**Task directions**: Pull out all lines from the listing below in which the word "GOPS" appears.

**Dataset rows**:
++++++++++++++++++++

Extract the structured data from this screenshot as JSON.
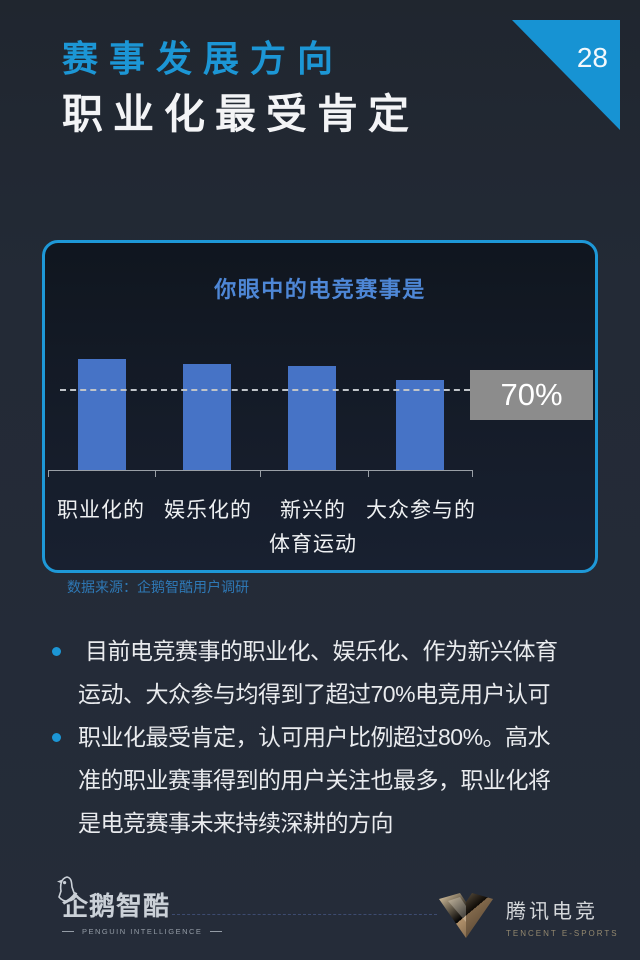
{
  "page": {
    "number": "28"
  },
  "header": {
    "title": "赛事发展方向",
    "subtitle": "职业化最受肯定"
  },
  "chart_card": {
    "source": "数据来源：企鹅智酷用户调研"
  },
  "chart_data": {
    "type": "bar",
    "title": "你眼中的电竞赛事是",
    "categories": [
      "职业化的",
      "娱乐化的",
      "新兴的\n体育运动",
      "大众参与的"
    ],
    "values": [
      96,
      92,
      90,
      78
    ],
    "ylim": [
      0,
      100
    ],
    "reference_line": 70,
    "reference_label": "70%",
    "bar_color": "#4673c6",
    "legend": "none",
    "grid": "off"
  },
  "bullets": [
    "目前电竞赛事的职业化、娱乐化、作为新兴体育\n运动、大众参与均得到了超过70%电竞用户认可",
    "职业化最受肯定，认可用户比例超过80%。高水\n准的职业赛事得到的用户关注也最多，职业化将\n是电竞赛事未来持续深耕的方向"
  ],
  "footer": {
    "left_logo": {
      "icon": "penguin-icon",
      "name": "企鹅智酷",
      "tagline": "PENGUIN INTELLIGENCE"
    },
    "right_logo": {
      "icon": "v-emblem-icon",
      "name": "腾讯电竞",
      "tagline": "TENCENT  E-SPORTS"
    }
  },
  "colors": {
    "accent_blue": "#1c96d5",
    "card_border": "#1e98d7",
    "bar_blue": "#4673c6",
    "reference_box_gray": "#8c8c8c",
    "chart_title_blue": "#4e87d6",
    "source_blue": "#2e78b5",
    "background": "#232a36",
    "bronze": "#b99a70"
  }
}
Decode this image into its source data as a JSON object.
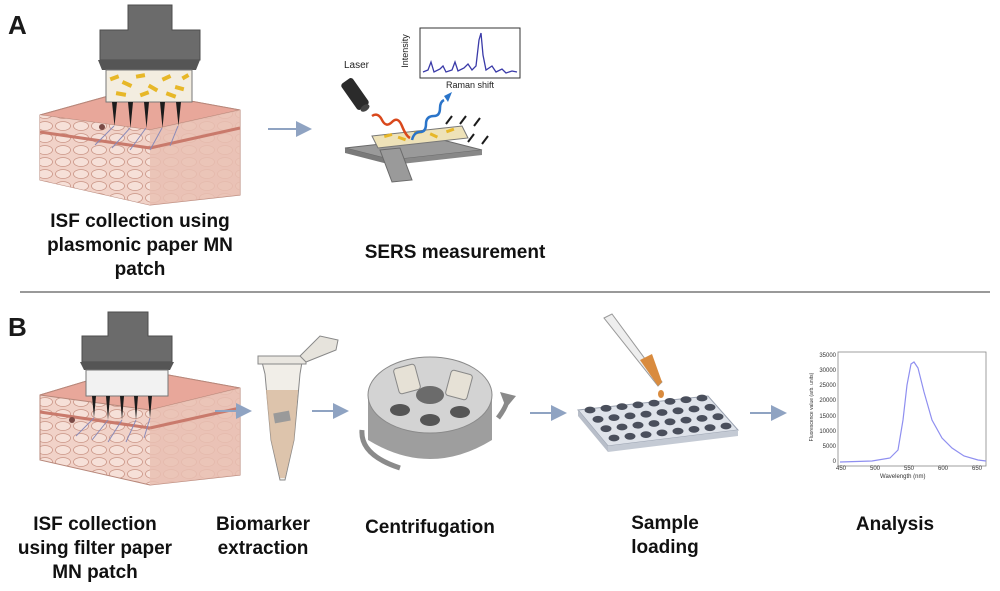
{
  "panel_a": {
    "letter": "A",
    "collection_caption_line1": "ISF collection using",
    "collection_caption_line2": "plasmonic paper MN",
    "collection_caption_line3": "patch",
    "measurement_caption": "SERS measurement",
    "laser_label": "Laser",
    "spectrum_y_label": "Intensity",
    "spectrum_x_label": "Raman shift"
  },
  "panel_b": {
    "letter": "B",
    "step1_line1": "ISF collection",
    "step1_line2": "using filter paper",
    "step1_line3": "MN patch",
    "step2_line1": "Biomarker",
    "step2_line2": "extraction",
    "step3": "Centrifugation",
    "step4_line1": "Sample",
    "step4_line2": "loading",
    "step5": "Analysis",
    "plot": {
      "y_label": "Fluorescence value (arb. units)",
      "x_label": "Wavelength (nm)",
      "y_ticks": [
        "35000",
        "30000",
        "25000",
        "20000",
        "15000",
        "10000",
        "5000",
        "0"
      ],
      "x_ticks": [
        "450",
        "500",
        "550",
        "600",
        "650"
      ]
    }
  },
  "colors": {
    "arrow": "#8fa3c2",
    "patch_gray": "#6b6b6b",
    "skin": "#e8b3a8",
    "laser_in": "#d9481c",
    "raman_out": "#2a74c9",
    "spectrum": "#3a3aa8",
    "fluorescence": "#8f8ff0"
  }
}
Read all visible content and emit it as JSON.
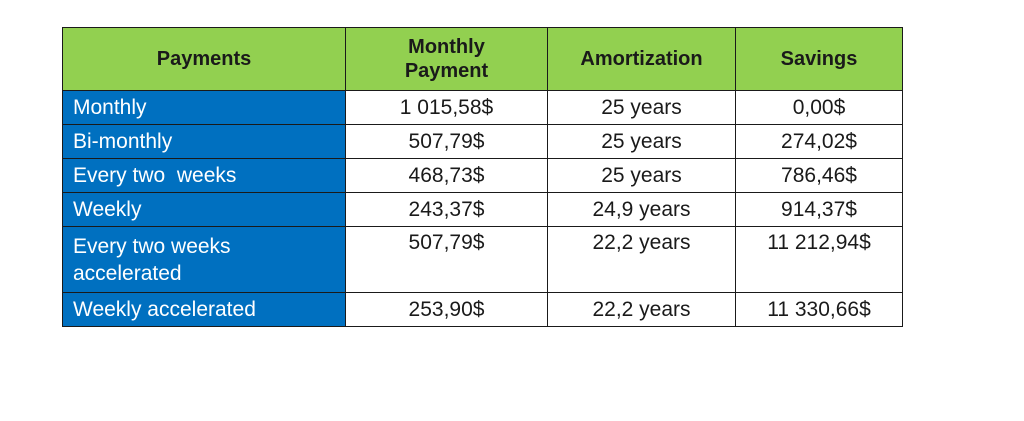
{
  "colors": {
    "header_bg": "#92d050",
    "label_bg": "#0070c0",
    "cell_bg": "#ffffff",
    "border": "#1a1a1a"
  },
  "table": {
    "headers": [
      "Payments",
      "Monthly Payment",
      "Amortization",
      "Savings"
    ],
    "rows": [
      {
        "payment": "Monthly",
        "monthly_payment": "1 015,58$",
        "amortization": "25 years",
        "savings": "0,00$"
      },
      {
        "payment": "Bi-monthly",
        "monthly_payment": "507,79$",
        "amortization": "25 years",
        "savings": "274,02$"
      },
      {
        "payment": "Every two  weeks",
        "monthly_payment": "468,73$",
        "amortization": "25 years",
        "savings": "786,46$"
      },
      {
        "payment": "Weekly",
        "monthly_payment": "243,37$",
        "amortization": "24,9 years",
        "savings": "914,37$"
      },
      {
        "payment": "Every two  weeks accelerated",
        "monthly_payment": "507,79$",
        "amortization": "22,2 years",
        "savings": "11 212,94$"
      },
      {
        "payment": "Weekly accelerated",
        "monthly_payment": "253,90$",
        "amortization": "22,2 years",
        "savings": "11 330,66$"
      }
    ]
  }
}
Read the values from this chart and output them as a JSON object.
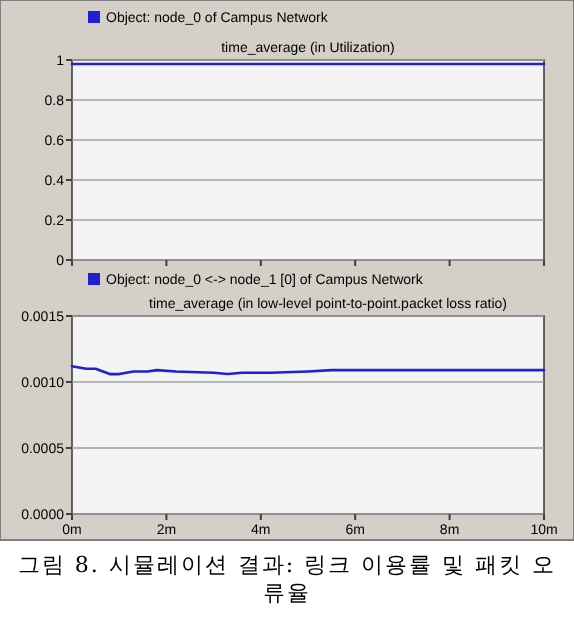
{
  "chart_data": [
    {
      "type": "line",
      "title": "time_average (in Utilization)",
      "legend": "top",
      "grid": "y",
      "marker": "none",
      "line_style": "solid",
      "tick_labels": "y",
      "series": [
        {
          "name": "Object: node_0 of Campus Network",
          "color": "#2020d0",
          "x": [
            0,
            10
          ],
          "values": [
            0.98,
            0.98
          ]
        }
      ],
      "xlim": [
        0,
        10
      ],
      "xticks": [
        {
          "value": 0,
          "label": null
        },
        {
          "value": 2,
          "label": null
        },
        {
          "value": 4,
          "label": null
        },
        {
          "value": 6,
          "label": null
        },
        {
          "value": 8,
          "label": null
        },
        {
          "value": 10,
          "label": null
        }
      ],
      "ylim": [
        0,
        1
      ],
      "yticks": [
        0,
        0.2,
        0.4,
        0.6,
        0.8,
        1
      ]
    },
    {
      "type": "line",
      "title": "time_average (in low-level point-to-point.packet loss ratio)",
      "legend": "top",
      "grid": "y",
      "marker": "none",
      "line_style": "solid",
      "series": [
        {
          "name": "Object: node_0 <-> node_1 [0] of Campus Network",
          "color": "#2020d0",
          "x": [
            0,
            0.3,
            0.5,
            0.8,
            1.0,
            1.3,
            1.6,
            1.8,
            2.2,
            3.0,
            3.3,
            3.6,
            4.2,
            5.0,
            5.5,
            7.0,
            8.0,
            10.0
          ],
          "values": [
            0.00112,
            0.0011,
            0.0011,
            0.00106,
            0.00106,
            0.00108,
            0.00108,
            0.00109,
            0.00108,
            0.00107,
            0.00106,
            0.00107,
            0.00107,
            0.00108,
            0.00109,
            0.00109,
            0.00109,
            0.00109
          ]
        }
      ],
      "xlim": [
        0,
        10
      ],
      "xticks": [
        {
          "value": 0,
          "label": "0m"
        },
        {
          "value": 2,
          "label": "2m"
        },
        {
          "value": 4,
          "label": "4m"
        },
        {
          "value": 6,
          "label": "6m"
        },
        {
          "value": 8,
          "label": "8m"
        },
        {
          "value": 10,
          "label": "10m"
        }
      ],
      "ylim": [
        0,
        0.0015
      ],
      "yticks": [
        {
          "value": 0,
          "label": "0.0000"
        },
        {
          "value": 0.0005,
          "label": "0.0005"
        },
        {
          "value": 0.001,
          "label": "0.0010"
        },
        {
          "value": 0.0015,
          "label": "0.0015"
        }
      ],
      "annotations": [
        "그림 8. 시뮬레이션 결과: 링크 이용률 및 패킷 오류율"
      ]
    }
  ]
}
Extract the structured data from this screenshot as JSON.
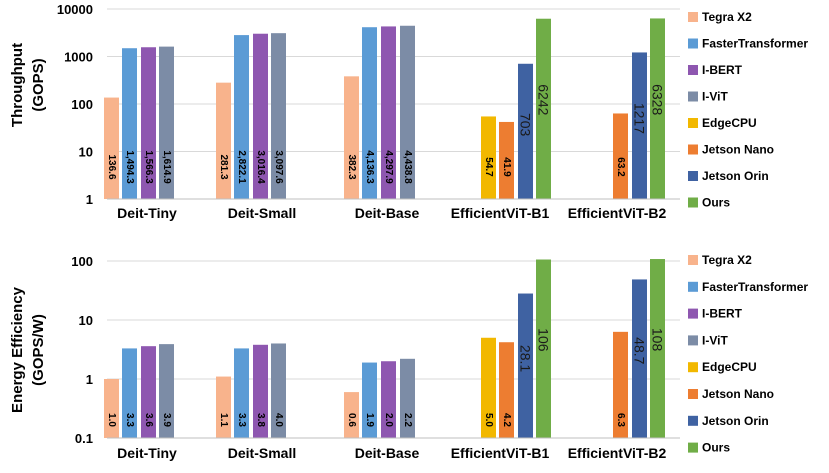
{
  "chart_data": [
    {
      "type": "bar",
      "yscale": "log",
      "ylabel_line1": "Throughput",
      "ylabel_line2": "(GOPS)",
      "ylim": [
        1,
        10000
      ],
      "yticks": [
        "1",
        "10",
        "100",
        "1000",
        "10000"
      ],
      "ytick_values": [
        1,
        10,
        100,
        1000,
        10000
      ],
      "categories": [
        "Deit-Tiny",
        "Deit-Small",
        "Deit-Base",
        "EfficientViT-B1",
        "EfficientViT-B2"
      ],
      "series": [
        {
          "name": "Tegra X2",
          "color": "#F8B38C",
          "values": [
            136.6,
            281.3,
            382.3,
            null,
            null
          ],
          "labels": [
            "136.6",
            "281.3",
            "382.3",
            null,
            null
          ]
        },
        {
          "name": "FasterTransformer",
          "color": "#5B9BD5",
          "values": [
            1494.3,
            2822.1,
            4136.3,
            null,
            null
          ],
          "labels": [
            "1,494.3",
            "2,822.1",
            "4,136.3",
            null,
            null
          ]
        },
        {
          "name": "I-BERT",
          "color": "#8E57B0",
          "values": [
            1566.3,
            3016.4,
            4297.9,
            null,
            null
          ],
          "labels": [
            "1,566.3",
            "3,016.4",
            "4,297.9",
            null,
            null
          ]
        },
        {
          "name": "I-ViT",
          "color": "#7C8CA6",
          "values": [
            1614.9,
            3097.6,
            4438.8,
            null,
            null
          ],
          "labels": [
            "1,614.9",
            "3,097.6",
            "4,438.8",
            null,
            null
          ]
        },
        {
          "name": "EdgeCPU",
          "color": "#F2B800",
          "values": [
            null,
            null,
            null,
            54.7,
            null
          ],
          "labels": [
            null,
            null,
            null,
            "54.7",
            null
          ]
        },
        {
          "name": "Jetson Nano",
          "color": "#ED7D31",
          "values": [
            null,
            null,
            null,
            41.9,
            63.2
          ],
          "labels": [
            null,
            null,
            null,
            "41.9",
            "63.2"
          ]
        },
        {
          "name": "Jetson Orin",
          "color": "#3F62A2",
          "values": [
            null,
            null,
            null,
            703,
            1217
          ],
          "labels": [
            null,
            null,
            null,
            "703",
            "1217"
          ]
        },
        {
          "name": "Ours",
          "color": "#70AD47",
          "values": [
            null,
            null,
            null,
            6242,
            6328
          ],
          "labels": [
            null,
            null,
            null,
            "6242",
            "6328"
          ]
        }
      ]
    },
    {
      "type": "bar",
      "yscale": "log",
      "ylabel_line1": "Energy Efficiency",
      "ylabel_line2": "(GOPS/W)",
      "ylim": [
        0.1,
        100
      ],
      "yticks": [
        "0.1",
        "1",
        "10",
        "100"
      ],
      "ytick_values": [
        0.1,
        1,
        10,
        100
      ],
      "categories": [
        "Deit-Tiny",
        "Deit-Small",
        "Deit-Base",
        "EfficientViT-B1",
        "EfficientViT-B2"
      ],
      "series": [
        {
          "name": "Tegra X2",
          "color": "#F8B38C",
          "values": [
            1.0,
            1.1,
            0.6,
            null,
            null
          ],
          "labels": [
            "1.0",
            "1.1",
            "0.6",
            null,
            null
          ]
        },
        {
          "name": "FasterTransformer",
          "color": "#5B9BD5",
          "values": [
            3.3,
            3.3,
            1.9,
            null,
            null
          ],
          "labels": [
            "3.3",
            "3.3",
            "1.9",
            null,
            null
          ]
        },
        {
          "name": "I-BERT",
          "color": "#8E57B0",
          "values": [
            3.6,
            3.8,
            2.0,
            null,
            null
          ],
          "labels": [
            "3.6",
            "3.8",
            "2.0",
            null,
            null
          ]
        },
        {
          "name": "I-ViT",
          "color": "#7C8CA6",
          "values": [
            3.9,
            4.0,
            2.2,
            null,
            null
          ],
          "labels": [
            "3.9",
            "4.0",
            "2.2",
            null,
            null
          ]
        },
        {
          "name": "EdgeCPU",
          "color": "#F2B800",
          "values": [
            null,
            null,
            null,
            5.0,
            null
          ],
          "labels": [
            null,
            null,
            null,
            "5.0",
            null
          ]
        },
        {
          "name": "Jetson Nano",
          "color": "#ED7D31",
          "values": [
            null,
            null,
            null,
            4.2,
            6.3
          ],
          "labels": [
            null,
            null,
            null,
            "4.2",
            "6.3"
          ]
        },
        {
          "name": "Jetson Orin",
          "color": "#3F62A2",
          "values": [
            null,
            null,
            null,
            28.1,
            48.7
          ],
          "labels": [
            null,
            null,
            null,
            "28.1",
            "48.7"
          ]
        },
        {
          "name": "Ours",
          "color": "#70AD47",
          "values": [
            null,
            null,
            null,
            106,
            108
          ],
          "labels": [
            null,
            null,
            null,
            "106",
            "108"
          ]
        }
      ]
    }
  ]
}
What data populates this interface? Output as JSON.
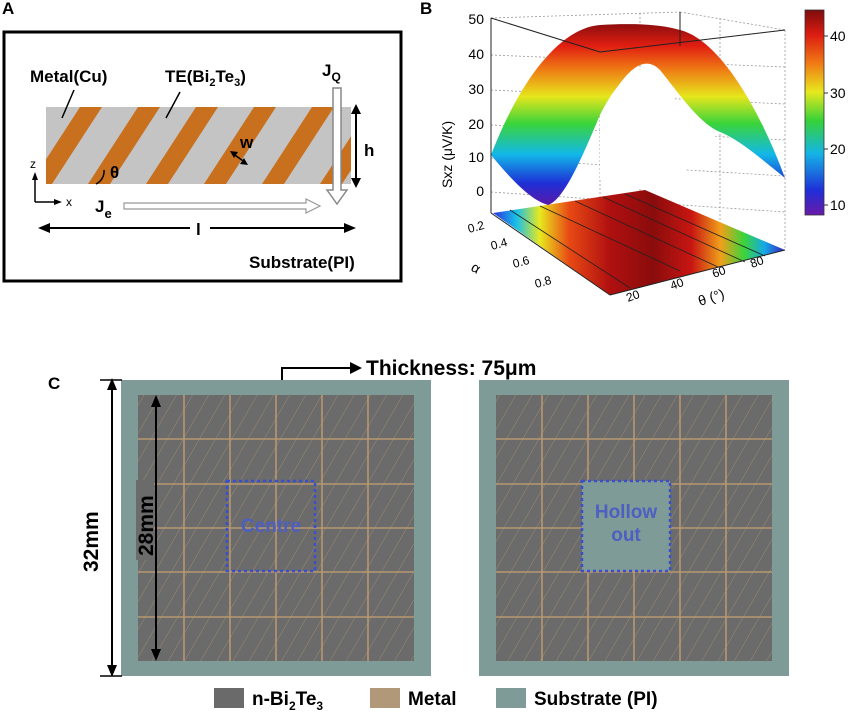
{
  "panel_a": {
    "label": "A",
    "metal": "Metal(Cu)",
    "te": "TE(Bi",
    "te_sub": "2",
    "te_mid": "Te",
    "te_sub2": "3",
    "te_end": ")",
    "jq": "J",
    "jq_sub": "Q",
    "h": "h",
    "w": "w",
    "theta": "θ",
    "z": "z",
    "x": "x",
    "je": "J",
    "je_sub": "e",
    "l": "l",
    "substrate": "Substrate(PI)"
  },
  "panel_b": {
    "label": "B",
    "zlabel": "Sxz (μV/K)",
    "ylabel": "α",
    "xlabel": "θ (°)",
    "zticks": [
      "50",
      "40",
      "30",
      "20",
      "10",
      "0"
    ],
    "alpha_ticks": [
      "0.2",
      "0.4",
      "0.6",
      "0.8"
    ],
    "theta_ticks": [
      "20",
      "40",
      "60",
      "80"
    ],
    "cbar_ticks": [
      "40",
      "30",
      "20",
      "10"
    ]
  },
  "panel_c": {
    "label": "C",
    "thickness": "Thickness: 75μm",
    "dim_outer": "32mm",
    "dim_inner": "28mm",
    "centre": "Centre",
    "hollow1": "Hollow",
    "hollow2": "out",
    "legend": [
      {
        "name": "n-Bi",
        "sub": "2",
        "mid": "Te",
        "sub2": "3",
        "color": "#6a6a6a"
      },
      {
        "name": "Metal",
        "color": "#b09878"
      },
      {
        "name": "Substrate (PI)",
        "color": "#7e9b97"
      }
    ]
  },
  "chart_data": {
    "type": "surface",
    "title": "",
    "xlabel": "θ (°)",
    "ylabel": "α",
    "zlabel": "Sxz (μV/K)",
    "xlim": [
      0,
      90
    ],
    "ylim": [
      0.1,
      0.9
    ],
    "zlim": [
      0,
      50
    ],
    "colorbar_range": [
      8,
      47
    ],
    "peak": {
      "theta": 45,
      "value": 47
    },
    "edges": {
      "theta_0": 9,
      "theta_90": 9
    }
  }
}
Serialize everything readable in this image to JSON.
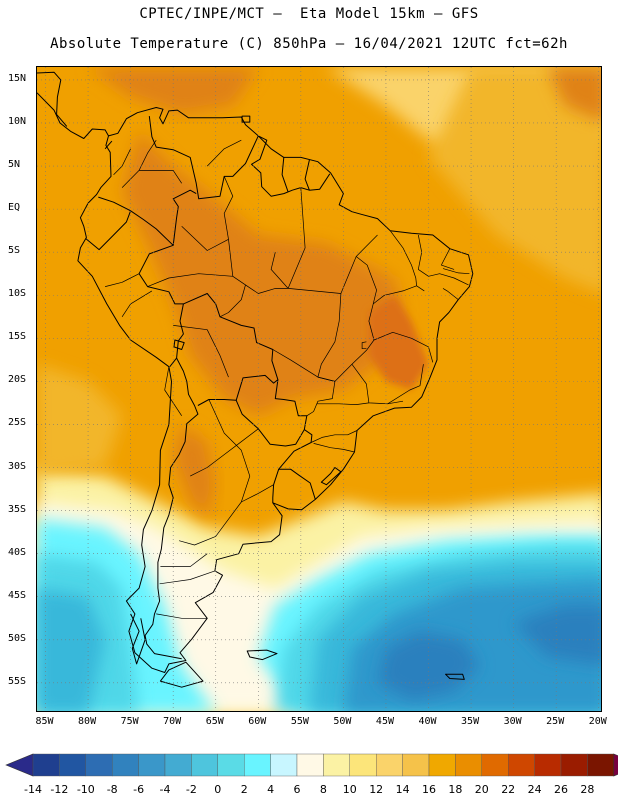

++++++++++++++++++++

**Written response**:
      "ylabel_line2": "(GOPS)",
      "ylabel_line2": "(GOPS/W)",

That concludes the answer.